Supplied material.
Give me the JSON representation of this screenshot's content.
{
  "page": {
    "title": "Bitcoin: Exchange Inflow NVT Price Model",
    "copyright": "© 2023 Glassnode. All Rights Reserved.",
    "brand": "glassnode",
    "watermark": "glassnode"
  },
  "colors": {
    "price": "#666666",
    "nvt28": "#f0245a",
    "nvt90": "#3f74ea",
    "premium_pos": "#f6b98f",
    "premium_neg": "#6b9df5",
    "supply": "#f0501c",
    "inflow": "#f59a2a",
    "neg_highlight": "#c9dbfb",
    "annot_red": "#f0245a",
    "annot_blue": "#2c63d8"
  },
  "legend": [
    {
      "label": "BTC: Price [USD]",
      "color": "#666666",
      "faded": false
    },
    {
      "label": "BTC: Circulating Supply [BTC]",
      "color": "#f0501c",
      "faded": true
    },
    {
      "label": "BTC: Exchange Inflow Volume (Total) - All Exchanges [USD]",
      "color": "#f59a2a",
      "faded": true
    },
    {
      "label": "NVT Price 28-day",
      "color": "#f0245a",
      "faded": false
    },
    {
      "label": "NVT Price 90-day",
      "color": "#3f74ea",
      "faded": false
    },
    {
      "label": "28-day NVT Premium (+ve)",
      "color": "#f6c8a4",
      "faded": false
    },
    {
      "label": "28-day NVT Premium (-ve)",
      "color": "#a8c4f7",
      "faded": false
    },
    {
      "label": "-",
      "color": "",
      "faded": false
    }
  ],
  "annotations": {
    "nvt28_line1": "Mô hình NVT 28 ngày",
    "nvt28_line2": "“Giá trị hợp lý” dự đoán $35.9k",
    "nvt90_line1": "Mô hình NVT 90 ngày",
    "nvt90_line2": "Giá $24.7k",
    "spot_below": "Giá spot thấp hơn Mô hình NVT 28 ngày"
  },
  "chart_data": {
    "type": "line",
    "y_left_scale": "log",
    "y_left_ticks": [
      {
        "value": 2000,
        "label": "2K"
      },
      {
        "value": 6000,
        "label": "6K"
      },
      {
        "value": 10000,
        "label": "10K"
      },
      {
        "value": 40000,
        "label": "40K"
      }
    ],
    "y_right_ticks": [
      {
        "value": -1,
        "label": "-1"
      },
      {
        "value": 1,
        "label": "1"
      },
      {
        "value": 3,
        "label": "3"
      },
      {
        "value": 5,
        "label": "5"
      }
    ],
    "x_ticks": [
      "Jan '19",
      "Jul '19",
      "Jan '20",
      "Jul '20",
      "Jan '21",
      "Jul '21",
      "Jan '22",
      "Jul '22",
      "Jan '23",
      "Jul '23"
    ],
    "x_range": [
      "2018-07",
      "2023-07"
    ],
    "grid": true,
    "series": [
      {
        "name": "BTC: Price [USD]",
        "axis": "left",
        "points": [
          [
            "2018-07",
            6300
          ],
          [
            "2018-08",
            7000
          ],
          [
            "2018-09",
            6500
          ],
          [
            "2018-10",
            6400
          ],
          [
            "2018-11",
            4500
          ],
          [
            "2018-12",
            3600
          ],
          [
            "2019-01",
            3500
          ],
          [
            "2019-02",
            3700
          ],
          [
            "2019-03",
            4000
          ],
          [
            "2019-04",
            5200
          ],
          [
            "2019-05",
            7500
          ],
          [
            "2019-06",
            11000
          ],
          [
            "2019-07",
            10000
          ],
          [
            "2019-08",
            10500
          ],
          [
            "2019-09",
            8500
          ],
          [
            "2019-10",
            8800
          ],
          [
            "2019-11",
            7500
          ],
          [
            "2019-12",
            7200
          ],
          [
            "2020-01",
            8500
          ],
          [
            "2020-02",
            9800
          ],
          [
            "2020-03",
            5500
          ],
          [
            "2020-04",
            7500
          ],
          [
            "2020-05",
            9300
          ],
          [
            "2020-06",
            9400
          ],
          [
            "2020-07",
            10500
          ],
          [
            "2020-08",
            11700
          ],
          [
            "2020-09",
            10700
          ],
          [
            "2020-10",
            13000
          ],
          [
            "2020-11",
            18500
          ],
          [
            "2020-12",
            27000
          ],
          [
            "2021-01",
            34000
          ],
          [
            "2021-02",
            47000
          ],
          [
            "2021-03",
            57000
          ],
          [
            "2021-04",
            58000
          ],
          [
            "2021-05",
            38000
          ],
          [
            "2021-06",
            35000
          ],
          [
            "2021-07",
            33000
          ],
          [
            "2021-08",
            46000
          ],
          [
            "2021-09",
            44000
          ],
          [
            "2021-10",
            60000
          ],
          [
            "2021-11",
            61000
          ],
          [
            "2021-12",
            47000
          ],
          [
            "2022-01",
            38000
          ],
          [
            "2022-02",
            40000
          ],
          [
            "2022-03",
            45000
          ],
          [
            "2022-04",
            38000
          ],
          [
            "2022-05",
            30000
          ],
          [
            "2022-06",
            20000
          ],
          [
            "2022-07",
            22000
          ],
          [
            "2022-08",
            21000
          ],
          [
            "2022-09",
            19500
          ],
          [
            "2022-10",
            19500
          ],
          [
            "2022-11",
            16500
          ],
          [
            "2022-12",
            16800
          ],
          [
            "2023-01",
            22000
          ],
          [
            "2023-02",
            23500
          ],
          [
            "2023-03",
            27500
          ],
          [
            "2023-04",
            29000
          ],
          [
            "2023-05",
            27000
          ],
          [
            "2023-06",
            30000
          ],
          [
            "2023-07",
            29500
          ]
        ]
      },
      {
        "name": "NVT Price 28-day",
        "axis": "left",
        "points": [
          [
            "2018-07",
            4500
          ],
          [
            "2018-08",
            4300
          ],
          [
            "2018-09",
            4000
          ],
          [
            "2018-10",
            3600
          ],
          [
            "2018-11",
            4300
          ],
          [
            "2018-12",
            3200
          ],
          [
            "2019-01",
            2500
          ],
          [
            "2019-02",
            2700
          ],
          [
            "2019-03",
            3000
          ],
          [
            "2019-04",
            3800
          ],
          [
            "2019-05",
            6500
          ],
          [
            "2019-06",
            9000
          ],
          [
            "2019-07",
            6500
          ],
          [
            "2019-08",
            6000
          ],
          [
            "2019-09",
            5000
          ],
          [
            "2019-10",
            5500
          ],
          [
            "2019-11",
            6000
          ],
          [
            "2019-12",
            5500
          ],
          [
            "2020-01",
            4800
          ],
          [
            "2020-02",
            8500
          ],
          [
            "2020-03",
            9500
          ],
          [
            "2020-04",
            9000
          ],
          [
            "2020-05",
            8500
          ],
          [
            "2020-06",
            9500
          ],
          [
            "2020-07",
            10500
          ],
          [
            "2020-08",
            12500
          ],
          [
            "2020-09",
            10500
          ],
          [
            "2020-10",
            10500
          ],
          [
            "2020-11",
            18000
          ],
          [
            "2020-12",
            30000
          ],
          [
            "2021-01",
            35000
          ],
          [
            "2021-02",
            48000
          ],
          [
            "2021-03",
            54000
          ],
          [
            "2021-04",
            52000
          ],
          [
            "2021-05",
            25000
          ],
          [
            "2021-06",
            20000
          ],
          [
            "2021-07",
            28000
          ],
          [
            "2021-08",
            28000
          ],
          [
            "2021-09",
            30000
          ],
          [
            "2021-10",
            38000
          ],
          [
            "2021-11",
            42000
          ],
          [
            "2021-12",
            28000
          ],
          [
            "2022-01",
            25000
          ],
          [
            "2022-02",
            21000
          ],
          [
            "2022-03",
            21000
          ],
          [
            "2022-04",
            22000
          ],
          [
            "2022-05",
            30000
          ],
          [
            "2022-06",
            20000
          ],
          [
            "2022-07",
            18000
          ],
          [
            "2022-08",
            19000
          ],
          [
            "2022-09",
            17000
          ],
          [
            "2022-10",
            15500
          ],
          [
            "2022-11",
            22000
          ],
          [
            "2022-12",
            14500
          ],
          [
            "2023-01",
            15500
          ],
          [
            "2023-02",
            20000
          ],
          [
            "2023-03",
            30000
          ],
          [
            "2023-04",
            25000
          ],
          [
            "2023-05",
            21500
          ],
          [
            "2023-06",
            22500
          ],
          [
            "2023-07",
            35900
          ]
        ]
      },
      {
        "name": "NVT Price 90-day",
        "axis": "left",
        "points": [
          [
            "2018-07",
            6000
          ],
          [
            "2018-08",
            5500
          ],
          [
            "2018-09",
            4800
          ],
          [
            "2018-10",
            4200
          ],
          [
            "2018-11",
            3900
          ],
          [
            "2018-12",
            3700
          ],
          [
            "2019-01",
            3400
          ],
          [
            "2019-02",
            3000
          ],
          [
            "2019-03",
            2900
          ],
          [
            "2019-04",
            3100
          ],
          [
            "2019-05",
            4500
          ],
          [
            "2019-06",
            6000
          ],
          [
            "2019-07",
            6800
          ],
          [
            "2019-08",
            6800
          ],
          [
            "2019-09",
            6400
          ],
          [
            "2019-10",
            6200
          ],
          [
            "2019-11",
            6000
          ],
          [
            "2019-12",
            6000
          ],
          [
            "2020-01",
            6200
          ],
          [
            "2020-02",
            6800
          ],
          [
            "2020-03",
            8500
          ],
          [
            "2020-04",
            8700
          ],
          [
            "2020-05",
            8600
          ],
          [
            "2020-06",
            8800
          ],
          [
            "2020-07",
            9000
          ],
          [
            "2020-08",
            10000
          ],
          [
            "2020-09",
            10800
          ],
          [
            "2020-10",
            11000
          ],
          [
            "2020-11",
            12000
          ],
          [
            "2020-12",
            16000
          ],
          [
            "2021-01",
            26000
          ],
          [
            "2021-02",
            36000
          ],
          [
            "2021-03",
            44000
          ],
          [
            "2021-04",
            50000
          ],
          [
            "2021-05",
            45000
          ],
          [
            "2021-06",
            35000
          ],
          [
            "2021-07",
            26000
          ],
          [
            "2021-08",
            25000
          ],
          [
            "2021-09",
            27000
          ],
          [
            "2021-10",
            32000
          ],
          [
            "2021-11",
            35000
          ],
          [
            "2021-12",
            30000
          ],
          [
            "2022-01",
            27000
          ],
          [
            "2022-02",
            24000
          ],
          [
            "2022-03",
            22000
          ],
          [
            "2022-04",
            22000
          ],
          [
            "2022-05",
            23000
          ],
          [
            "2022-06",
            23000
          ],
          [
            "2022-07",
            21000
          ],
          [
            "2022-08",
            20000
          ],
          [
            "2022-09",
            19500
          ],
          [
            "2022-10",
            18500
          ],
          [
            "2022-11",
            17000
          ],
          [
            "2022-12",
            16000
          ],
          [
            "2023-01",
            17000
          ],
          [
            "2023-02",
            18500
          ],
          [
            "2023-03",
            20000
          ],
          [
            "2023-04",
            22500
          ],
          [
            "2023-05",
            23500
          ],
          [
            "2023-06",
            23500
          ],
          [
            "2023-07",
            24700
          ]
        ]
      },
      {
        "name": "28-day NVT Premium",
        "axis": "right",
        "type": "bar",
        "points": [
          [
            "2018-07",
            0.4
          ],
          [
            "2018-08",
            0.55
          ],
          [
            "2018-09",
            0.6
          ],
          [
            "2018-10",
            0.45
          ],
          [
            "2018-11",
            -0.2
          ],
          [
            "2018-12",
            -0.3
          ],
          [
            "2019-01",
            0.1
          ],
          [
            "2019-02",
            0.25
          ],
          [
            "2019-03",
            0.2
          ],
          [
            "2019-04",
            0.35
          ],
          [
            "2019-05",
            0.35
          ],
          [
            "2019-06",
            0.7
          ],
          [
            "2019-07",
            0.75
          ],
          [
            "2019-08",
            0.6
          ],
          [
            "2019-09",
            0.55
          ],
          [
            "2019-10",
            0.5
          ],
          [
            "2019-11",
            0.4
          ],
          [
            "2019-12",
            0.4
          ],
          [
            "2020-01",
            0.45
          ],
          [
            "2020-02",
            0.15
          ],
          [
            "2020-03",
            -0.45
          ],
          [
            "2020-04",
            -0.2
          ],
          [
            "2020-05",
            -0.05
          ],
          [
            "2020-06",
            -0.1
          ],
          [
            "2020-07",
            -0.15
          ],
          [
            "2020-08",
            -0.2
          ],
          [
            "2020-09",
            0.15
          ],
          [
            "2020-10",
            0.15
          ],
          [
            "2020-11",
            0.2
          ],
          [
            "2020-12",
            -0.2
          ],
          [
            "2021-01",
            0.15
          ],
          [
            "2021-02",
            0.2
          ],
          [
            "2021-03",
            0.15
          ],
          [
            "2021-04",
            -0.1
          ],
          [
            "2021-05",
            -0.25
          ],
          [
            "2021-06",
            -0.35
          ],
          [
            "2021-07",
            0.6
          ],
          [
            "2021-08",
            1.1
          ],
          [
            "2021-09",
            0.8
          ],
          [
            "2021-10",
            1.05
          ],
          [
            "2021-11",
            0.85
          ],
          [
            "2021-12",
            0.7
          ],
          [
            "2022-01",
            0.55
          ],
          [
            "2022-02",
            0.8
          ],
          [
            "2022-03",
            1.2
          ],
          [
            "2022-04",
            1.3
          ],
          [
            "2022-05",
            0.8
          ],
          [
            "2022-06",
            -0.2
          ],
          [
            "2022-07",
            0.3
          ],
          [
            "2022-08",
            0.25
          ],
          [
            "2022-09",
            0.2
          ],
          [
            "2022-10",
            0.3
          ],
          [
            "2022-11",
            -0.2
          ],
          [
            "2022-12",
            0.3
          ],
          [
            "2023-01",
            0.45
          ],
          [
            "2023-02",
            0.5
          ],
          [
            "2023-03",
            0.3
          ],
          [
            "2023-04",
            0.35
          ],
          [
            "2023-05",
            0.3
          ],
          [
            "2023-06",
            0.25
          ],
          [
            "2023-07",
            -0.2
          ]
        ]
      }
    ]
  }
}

Challenge.
Copy whichever lines in the listing above contain the word "ngày".

Exercise result.
    "nvt28_line1": "Mô hình NVT 28 ngày",
    "nvt90_line1": "Mô hình NVT 90 ngày",
    "spot_below": "Giá spot thấp hơn Mô hình NVT 28 ngày"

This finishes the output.